Start of Source extract


    I’m curious (and about to google each of the authors) if there were any LGBTQ people consulted in the design or interpretation of this study at all. Clearly there’s a ton of hetero-bias if “Something Else” and “I Don’t Know” as responses to sexual orientation questions are not coded as queer or questioning.

    I mean, really, how would a “Something Else” response be read as anything BUT queer? Hmmm “Something Else… I’m actually a pigeon.”

  4. There are a number of people I know who identify as straight but, after I came out to them, felt comfortable enough to tell me about their bisexuality/non straightness. It actually surprised me a lot and makes me think its hard for these surveys to really get accurate numbers.

  5. The available options to me are a major issue. If you are not definitively gay, lesbian, or bisexual, then, should you chose to answer you could pick “something else,” at which point they asked follow up questions. Though I would really like to know what those follow up questions are, they didn’t include any of this follow-up data in this study and chose to eliminate it for future work. What really gets me is that in their final data tables, if you look at their percentages, they’ve dropped the data for those who identify as “something else” or refused to answer the question and ADDED THAT NUMBER to the “straight” category, inflating the already likely inaccurate “96.6% are straight” result to 97.7. As if they thought “Oh they said something else, what else COULD there be, they must be straight!”

    Though there are a lot of heteronormative flaws, I get that they’re trying to bring awareness to LGBT health disparity (and for the first time for the NHIS), which is good ! But they can’t effectively do so if the representation of the reality is so skewed. Even with the smaller population numbers and higher standard errors for LGBT groups, there’s definitely some things that stand out, like almost double of the average LGBT associated groups experienced serious psychological distress in the past 30 days compared to the straight population surveyed. I’d really like to see this done better with a better sense of what the entire population under the LGBTQ umbrella is, especially considering that comfort with being “out” to health care providers is one of the issues with LGBT health disparity.

    • Actually, 35,000 is a lot of people to take a survey! But it’s really all about the methodology and representativeness of your sample. You could actually have a survey with far fewer respondents but as long as your method and sampling were on point it could be even more accurate than a survey with larger numbers but not as careful sampling.

End of Source extract
Start of Supplied information

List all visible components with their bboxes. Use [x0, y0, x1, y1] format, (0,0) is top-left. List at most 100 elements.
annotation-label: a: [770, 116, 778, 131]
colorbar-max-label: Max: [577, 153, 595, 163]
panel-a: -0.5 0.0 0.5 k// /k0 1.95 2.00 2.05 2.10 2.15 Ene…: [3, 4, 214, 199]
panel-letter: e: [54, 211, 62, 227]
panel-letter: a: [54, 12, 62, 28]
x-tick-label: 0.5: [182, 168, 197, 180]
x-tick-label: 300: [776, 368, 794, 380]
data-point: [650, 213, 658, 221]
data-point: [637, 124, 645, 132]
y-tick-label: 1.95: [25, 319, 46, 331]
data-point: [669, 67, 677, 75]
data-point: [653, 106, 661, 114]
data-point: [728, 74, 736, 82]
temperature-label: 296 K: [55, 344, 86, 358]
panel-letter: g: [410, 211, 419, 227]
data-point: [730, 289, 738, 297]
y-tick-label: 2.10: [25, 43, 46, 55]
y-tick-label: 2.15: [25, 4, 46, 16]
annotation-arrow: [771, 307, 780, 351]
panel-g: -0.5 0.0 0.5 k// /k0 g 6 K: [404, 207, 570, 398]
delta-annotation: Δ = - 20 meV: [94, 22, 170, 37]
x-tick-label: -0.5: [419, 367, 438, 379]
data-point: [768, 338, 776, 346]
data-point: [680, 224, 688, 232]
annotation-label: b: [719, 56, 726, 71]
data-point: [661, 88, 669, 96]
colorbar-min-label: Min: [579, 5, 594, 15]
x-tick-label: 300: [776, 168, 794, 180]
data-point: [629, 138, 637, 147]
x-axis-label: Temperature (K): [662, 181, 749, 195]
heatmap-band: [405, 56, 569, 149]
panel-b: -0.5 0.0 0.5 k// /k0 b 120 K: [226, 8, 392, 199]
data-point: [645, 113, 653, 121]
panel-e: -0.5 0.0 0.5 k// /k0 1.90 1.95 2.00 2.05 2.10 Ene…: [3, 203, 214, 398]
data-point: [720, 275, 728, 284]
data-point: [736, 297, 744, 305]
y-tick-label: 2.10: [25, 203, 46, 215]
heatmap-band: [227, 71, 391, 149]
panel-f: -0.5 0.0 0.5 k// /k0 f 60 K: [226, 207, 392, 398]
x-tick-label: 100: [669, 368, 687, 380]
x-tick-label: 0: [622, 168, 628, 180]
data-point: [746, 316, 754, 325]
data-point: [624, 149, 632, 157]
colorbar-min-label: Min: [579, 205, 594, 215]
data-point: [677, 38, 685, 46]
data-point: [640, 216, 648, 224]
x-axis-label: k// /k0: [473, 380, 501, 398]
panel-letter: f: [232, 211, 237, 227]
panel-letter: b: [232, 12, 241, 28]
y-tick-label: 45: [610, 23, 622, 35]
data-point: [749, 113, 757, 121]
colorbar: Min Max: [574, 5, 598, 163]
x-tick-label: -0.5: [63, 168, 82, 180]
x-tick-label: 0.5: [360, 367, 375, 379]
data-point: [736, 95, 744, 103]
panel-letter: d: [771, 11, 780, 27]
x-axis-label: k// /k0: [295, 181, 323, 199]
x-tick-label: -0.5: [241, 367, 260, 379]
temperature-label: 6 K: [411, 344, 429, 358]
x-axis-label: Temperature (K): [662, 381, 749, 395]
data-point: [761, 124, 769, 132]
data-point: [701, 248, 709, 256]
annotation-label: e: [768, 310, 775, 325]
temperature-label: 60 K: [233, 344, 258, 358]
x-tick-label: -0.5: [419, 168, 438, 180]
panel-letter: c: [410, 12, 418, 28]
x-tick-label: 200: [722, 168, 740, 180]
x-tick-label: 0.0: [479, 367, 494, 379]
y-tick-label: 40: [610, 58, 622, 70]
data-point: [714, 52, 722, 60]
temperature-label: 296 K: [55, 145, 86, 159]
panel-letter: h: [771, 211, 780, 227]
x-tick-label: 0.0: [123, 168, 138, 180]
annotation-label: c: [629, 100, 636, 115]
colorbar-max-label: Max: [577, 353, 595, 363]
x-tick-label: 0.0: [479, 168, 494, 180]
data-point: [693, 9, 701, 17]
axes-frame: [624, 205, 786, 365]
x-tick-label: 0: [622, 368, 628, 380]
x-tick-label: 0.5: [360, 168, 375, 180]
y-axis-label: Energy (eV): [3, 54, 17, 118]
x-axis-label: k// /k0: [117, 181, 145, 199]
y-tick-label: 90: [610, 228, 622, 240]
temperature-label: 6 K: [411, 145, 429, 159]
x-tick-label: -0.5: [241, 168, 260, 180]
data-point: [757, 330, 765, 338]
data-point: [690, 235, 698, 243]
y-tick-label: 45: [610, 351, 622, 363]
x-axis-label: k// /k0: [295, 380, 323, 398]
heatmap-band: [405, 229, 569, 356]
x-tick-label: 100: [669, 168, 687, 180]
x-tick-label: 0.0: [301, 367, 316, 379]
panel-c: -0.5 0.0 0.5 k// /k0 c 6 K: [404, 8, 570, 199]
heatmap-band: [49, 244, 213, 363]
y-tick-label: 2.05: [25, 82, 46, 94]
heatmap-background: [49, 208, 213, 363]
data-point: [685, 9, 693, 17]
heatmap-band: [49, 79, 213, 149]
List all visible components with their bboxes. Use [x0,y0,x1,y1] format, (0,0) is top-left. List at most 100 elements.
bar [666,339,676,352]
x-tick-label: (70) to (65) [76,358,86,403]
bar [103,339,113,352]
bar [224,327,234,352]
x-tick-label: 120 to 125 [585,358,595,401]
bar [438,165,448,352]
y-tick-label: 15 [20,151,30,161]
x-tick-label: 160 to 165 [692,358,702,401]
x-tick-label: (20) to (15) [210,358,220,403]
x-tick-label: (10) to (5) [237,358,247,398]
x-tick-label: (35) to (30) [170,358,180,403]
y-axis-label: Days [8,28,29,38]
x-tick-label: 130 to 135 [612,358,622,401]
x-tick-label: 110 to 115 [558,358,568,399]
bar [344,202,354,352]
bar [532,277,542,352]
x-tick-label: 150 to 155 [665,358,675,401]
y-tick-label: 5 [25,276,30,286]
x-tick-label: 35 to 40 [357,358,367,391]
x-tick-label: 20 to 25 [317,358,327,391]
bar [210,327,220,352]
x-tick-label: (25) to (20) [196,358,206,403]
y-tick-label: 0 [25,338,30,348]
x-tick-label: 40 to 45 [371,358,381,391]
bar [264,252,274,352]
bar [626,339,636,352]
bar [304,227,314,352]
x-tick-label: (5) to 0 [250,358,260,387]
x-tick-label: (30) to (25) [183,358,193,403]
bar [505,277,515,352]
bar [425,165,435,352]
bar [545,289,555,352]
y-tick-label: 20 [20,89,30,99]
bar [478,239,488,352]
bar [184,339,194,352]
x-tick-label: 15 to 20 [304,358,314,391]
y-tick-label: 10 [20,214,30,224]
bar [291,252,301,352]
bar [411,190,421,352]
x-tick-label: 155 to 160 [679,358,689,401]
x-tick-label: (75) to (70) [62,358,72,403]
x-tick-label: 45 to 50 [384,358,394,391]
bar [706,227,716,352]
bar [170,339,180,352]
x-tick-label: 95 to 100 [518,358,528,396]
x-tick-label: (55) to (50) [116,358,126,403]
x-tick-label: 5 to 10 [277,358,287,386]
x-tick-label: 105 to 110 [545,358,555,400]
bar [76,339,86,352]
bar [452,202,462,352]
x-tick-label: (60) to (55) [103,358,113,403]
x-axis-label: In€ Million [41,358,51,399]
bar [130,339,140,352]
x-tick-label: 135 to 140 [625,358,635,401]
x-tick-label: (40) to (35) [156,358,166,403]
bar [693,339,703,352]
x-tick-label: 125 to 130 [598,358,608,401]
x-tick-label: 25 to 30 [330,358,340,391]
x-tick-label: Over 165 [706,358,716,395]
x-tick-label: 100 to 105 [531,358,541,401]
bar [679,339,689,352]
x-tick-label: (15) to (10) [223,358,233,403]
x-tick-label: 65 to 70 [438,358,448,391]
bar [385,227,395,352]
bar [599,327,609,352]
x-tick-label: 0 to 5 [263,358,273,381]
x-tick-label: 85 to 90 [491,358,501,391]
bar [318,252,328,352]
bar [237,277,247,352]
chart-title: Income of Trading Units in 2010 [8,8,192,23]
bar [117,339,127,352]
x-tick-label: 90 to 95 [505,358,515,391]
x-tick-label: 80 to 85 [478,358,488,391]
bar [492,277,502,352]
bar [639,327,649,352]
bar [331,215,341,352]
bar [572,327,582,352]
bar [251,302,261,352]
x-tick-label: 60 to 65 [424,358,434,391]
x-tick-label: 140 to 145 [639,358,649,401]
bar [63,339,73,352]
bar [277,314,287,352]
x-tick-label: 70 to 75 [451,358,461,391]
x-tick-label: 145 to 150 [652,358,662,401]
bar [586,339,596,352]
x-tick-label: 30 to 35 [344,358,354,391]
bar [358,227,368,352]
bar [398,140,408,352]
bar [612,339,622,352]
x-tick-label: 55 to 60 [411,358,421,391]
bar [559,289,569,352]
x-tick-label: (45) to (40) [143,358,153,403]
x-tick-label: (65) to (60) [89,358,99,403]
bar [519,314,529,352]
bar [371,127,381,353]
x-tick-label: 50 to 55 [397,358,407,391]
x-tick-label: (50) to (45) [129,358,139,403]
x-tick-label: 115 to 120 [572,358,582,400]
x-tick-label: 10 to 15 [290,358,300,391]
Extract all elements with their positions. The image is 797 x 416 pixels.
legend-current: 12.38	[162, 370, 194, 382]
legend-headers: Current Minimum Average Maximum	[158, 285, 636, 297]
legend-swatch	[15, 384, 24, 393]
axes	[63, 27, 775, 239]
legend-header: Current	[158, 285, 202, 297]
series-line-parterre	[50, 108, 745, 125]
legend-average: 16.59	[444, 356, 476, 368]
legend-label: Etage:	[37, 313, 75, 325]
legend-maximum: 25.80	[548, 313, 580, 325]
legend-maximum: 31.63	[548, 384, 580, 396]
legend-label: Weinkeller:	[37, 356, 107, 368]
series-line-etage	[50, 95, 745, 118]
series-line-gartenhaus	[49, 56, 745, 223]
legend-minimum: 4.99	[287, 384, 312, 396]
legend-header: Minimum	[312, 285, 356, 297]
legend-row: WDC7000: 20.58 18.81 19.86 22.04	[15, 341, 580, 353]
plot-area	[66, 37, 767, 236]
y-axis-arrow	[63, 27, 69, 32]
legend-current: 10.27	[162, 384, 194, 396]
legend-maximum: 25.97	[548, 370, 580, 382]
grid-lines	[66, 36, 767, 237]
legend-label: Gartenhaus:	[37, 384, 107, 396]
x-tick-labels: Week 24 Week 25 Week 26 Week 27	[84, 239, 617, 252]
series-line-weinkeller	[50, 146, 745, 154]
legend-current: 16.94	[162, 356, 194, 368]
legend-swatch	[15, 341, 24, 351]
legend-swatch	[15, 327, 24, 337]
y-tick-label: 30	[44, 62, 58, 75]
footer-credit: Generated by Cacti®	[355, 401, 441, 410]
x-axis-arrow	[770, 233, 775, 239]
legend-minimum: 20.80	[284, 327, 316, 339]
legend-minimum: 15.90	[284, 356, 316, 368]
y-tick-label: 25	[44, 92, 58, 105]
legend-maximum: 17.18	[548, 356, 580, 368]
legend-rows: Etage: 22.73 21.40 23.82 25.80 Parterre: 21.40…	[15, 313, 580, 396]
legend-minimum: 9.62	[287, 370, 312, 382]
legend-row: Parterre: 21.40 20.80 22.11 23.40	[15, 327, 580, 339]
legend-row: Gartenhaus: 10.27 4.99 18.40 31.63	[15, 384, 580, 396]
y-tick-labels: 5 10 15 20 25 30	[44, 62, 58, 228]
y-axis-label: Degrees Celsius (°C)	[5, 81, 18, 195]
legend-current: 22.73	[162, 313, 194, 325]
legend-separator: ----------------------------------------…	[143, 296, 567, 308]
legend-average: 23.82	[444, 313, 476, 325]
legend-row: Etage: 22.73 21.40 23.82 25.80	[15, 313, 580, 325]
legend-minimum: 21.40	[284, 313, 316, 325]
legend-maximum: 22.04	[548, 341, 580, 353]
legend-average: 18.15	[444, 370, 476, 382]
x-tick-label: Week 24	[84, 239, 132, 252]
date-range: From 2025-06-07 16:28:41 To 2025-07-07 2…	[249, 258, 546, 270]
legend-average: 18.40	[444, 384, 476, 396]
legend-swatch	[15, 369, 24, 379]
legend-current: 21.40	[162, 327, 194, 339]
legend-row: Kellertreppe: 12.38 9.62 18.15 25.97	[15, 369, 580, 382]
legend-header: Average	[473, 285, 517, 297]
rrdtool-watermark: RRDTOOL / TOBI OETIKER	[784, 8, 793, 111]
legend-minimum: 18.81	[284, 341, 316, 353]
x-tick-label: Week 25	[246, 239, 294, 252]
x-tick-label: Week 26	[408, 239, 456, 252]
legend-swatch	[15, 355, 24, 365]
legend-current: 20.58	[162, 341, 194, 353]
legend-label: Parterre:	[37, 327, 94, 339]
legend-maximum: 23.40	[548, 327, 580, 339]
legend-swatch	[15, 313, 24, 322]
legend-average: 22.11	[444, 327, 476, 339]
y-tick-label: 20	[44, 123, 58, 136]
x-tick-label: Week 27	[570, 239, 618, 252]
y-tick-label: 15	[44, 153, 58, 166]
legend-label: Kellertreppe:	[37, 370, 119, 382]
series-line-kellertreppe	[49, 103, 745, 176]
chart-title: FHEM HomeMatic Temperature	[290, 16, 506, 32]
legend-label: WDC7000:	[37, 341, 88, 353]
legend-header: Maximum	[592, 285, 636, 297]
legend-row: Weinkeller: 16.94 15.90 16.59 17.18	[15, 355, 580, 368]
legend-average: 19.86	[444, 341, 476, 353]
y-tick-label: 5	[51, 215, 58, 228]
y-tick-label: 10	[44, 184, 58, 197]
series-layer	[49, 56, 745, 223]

End of Supplied information

Things to do ▸
**A.** In the discussion of the sexual orientation survey, to what figure did the share of straight respondents rise once the "something else" and refused answers were added to that category?
**B.** Carry on the discussion of the sexual orientation survey from its last sentence.
The data can be set aside.

Written responses ▸
**A.** 97.7 percent.

**B.**
      That’s the beauty of statistics!

  6. It’s funny, because my ginormous crush friend and I were discussing this the other day. We were expressing our skepticism at most of the statistics gathered about how many queer people actually exist, and ways that surveyors could gather better quantitative data. And then we got off topic talking about how we were going to follow the gay agenda and convert everyone to quietness. (Because the gay agenda is such a legitimate thing, you know?)

  7. I understand that for the masses to understand the queer community they have to mash it into a nice little acronym, but I wish everyone would put a little less stock into the letters it contains and realize that there are more than four ways to be queer.

  8. Agree. Queer fluidity is where it’s at right now, hopefully leaving bickering about definitions in the rear-view mirror. All cheers to the political gains but I do not intend to climb onto anyone else’s categorical bus just to get the right to a state-approved marriage license. We built this city from the street, not the ballot box.

  9. “More concerning are the 45 respondents who indicated that they did not understand the words used with the initial sexual orientation question.”

    This happened a fair amount with the diversity survey distributed to students recently at the college where I work. In the “comments” section a number of people complained that they wanted explanations for the terms used in the sexuality question (and they were pretty basic terms, not even getting into things like pansexuality, fluidity etc.). I was baffled.